— Given data —
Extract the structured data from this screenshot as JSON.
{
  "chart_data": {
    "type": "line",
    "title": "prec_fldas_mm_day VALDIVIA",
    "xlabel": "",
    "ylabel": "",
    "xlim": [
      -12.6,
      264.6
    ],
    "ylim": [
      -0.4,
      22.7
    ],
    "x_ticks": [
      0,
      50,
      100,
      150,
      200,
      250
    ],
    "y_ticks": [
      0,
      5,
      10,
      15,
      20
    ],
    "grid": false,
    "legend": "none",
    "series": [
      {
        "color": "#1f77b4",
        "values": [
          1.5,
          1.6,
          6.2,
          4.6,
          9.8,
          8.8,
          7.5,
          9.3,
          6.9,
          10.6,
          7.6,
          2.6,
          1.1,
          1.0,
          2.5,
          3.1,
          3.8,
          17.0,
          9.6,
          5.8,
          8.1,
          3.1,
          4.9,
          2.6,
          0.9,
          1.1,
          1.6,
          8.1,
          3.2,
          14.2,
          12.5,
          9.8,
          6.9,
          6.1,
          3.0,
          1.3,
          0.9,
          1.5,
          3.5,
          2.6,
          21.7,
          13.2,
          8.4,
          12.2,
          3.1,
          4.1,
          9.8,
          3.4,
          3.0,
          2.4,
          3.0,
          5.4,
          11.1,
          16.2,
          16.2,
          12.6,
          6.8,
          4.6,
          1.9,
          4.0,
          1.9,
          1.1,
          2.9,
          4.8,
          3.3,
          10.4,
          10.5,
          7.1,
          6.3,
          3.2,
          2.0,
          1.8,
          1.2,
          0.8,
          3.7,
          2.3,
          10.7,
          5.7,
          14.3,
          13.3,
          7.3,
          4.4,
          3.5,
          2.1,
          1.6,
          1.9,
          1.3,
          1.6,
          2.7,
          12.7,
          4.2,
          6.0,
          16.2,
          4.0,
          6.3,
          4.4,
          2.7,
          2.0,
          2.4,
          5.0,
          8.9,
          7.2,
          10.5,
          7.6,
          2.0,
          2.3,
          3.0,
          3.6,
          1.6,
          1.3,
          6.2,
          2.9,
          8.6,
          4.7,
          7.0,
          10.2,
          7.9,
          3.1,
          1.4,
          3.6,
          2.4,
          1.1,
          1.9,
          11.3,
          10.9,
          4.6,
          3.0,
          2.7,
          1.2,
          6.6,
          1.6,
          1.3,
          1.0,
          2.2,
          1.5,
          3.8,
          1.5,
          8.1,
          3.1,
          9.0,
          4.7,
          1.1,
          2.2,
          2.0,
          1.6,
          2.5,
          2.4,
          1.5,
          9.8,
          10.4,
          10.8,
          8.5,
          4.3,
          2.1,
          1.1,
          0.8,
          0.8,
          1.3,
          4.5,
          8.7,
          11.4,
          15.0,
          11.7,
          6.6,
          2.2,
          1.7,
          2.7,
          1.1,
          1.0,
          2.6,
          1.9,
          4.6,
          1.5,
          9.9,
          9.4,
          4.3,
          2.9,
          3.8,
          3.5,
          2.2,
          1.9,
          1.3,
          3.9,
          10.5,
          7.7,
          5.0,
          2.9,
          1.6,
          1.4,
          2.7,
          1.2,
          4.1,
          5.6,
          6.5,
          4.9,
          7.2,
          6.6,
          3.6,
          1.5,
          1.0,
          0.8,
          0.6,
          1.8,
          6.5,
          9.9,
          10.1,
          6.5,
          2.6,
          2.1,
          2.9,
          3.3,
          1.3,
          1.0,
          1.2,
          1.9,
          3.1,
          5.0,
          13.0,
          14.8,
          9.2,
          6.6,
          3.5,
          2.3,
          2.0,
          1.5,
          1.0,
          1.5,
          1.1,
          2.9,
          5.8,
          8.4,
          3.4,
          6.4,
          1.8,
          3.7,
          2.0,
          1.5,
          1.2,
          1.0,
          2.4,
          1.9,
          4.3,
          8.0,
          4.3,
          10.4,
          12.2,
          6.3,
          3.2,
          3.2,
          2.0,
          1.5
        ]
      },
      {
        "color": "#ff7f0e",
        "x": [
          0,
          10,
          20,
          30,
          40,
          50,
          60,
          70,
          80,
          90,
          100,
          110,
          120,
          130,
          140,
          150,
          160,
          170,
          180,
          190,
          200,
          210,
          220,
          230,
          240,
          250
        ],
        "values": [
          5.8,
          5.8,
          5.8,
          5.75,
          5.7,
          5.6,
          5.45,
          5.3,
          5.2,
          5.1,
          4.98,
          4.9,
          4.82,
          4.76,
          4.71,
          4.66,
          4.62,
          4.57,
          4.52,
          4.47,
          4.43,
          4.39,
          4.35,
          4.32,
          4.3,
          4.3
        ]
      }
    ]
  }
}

— Stated problem —
Write out all records exactly, keeping every detail.

— Expected answer —
Extract the structured data from this screenshot as JSON.
{
  "chart_data": {
    "type": "line",
    "title": "prec_fldas_mm_day VALDIVIA",
    "xlabel": "",
    "ylabel": "",
    "xlim": [
      -12.6,
      264.6
    ],
    "ylim": [
      -0.4,
      22.7
    ],
    "x_ticks": [
      0,
      50,
      100,
      150,
      200,
      250
    ],
    "y_ticks": [
      0,
      5,
      10,
      15,
      20
    ],
    "grid": false,
    "legend": "none",
    "series": [
      {
        "color": "#1f77b4",
        "values": [
          1.5,
          1.6,
          6.2,
          4.6,
          9.8,
          8.8,
          7.5,
          9.3,
          6.9,
          10.6,
          7.6,
          2.6,
          1.1,
          1.0,
          2.5,
          3.1,
          3.8,
          17.0,
          9.6,
          5.8,
          8.1,
          3.1,
          4.9,
          2.6,
          0.9,
          1.1,
          1.6,
          8.1,
          3.2,
          14.2,
          12.5,
          9.8,
          6.9,
          6.1,
          3.0,
          1.3,
          0.9,
          1.5,
          3.5,
          2.6,
          21.7,
          13.2,
          8.4,
          12.2,
          3.1,
          4.1,
          9.8,
          3.4,
          3.0,
          2.4,
          3.0,
          5.4,
          11.1,
          16.2,
          16.2,
          12.6,
          6.8,
          4.6,
          1.9,
          4.0,
          1.9,
          1.1,
          2.9,
          4.8,
          3.3,
          10.4,
          10.5,
          7.1,
          6.3,
          3.2,
          2.0,
          1.8,
          1.2,
          0.8,
          3.7,
          2.3,
          10.7,
          5.7,
          14.3,
          13.3,
          7.3,
          4.4,
          3.5,
          2.1,
          1.6,
          1.9,
          1.3,
          1.6,
          2.7,
          12.7,
          4.2,
          6.0,
          16.2,
          4.0,
          6.3,
          4.4,
          2.7,
          2.0,
          2.4,
          5.0,
          8.9,
          7.2,
          10.5,
          7.6,
          2.0,
          2.3,
          3.0,
          3.6,
          1.6,
          1.3,
          6.2,
          2.9,
          8.6,
          4.7,
          7.0,
          10.2,
          7.9,
          3.1,
          1.4,
          3.6,
          2.4,
          1.1,
          1.9,
          11.3,
          10.9,
          4.6,
          3.0,
          2.7,
          1.2,
          6.6,
          1.6,
          1.3,
          1.0,
          2.2,
          1.5,
          3.8,
          1.5,
          8.1,
          3.1,
          9.0,
          4.7,
          1.1,
          2.2,
          2.0,
          1.6,
          2.5,
          2.4,
          1.5,
          9.8,
          10.4,
          10.8,
          8.5,
          4.3,
          2.1,
          1.1,
          0.8,
          0.8,
          1.3,
          4.5,
          8.7,
          11.4,
          15.0,
          11.7,
          6.6,
          2.2,
          1.7,
          2.7,
          1.1,
          1.0,
          2.6,
          1.9,
          4.6,
          1.5,
          9.9,
          9.4,
          4.3,
          2.9,
          3.8,
          3.5,
          2.2,
          1.9,
          1.3,
          3.9,
          10.5,
          7.7,
          5.0,
          2.9,
          1.6,
          1.4,
          2.7,
          1.2,
          4.1,
          5.6,
          6.5,
          4.9,
          7.2,
          6.6,
          3.6,
          1.5,
          1.0,
          0.8,
          0.6,
          1.8,
          6.5,
          9.9,
          10.1,
          6.5,
          2.6,
          2.1,
          2.9,
          3.3,
          1.3,
          1.0,
          1.2,
          1.9,
          3.1,
          5.0,
          13.0,
          14.8,
          9.2,
          6.6,
          3.5,
          2.3,
          2.0,
          1.5,
          1.0,
          1.5,
          1.1,
          2.9,
          5.8,
          8.4,
          3.4,
          6.4,
          1.8,
          3.7,
          2.0,
          1.5,
          1.2,
          1.0,
          2.4,
          1.9,
          4.3,
          8.0,
          4.3,
          10.4,
          12.2,
          6.3,
          3.2,
          3.2,
          2.0,
          1.5
        ]
      },
      {
        "color": "#ff7f0e",
        "x": [
          0,
          10,
          20,
          30,
          40,
          50,
          60,
          70,
          80,
          90,
          100,
          110,
          120,
          130,
          140,
          150,
          160,
          170,
          180,
          190,
          200,
          210,
          220,
          230,
          240,
          250
        ],
        "values": [
          5.8,
          5.8,
          5.8,
          5.75,
          5.7,
          5.6,
          5.45,
          5.3,
          5.2,
          5.1,
          4.98,
          4.9,
          4.82,
          4.76,
          4.71,
          4.66,
          4.62,
          4.57,
          4.52,
          4.47,
          4.43,
          4.39,
          4.35,
          4.32,
          4.3,
          4.3
        ]
      }
    ]
  }
}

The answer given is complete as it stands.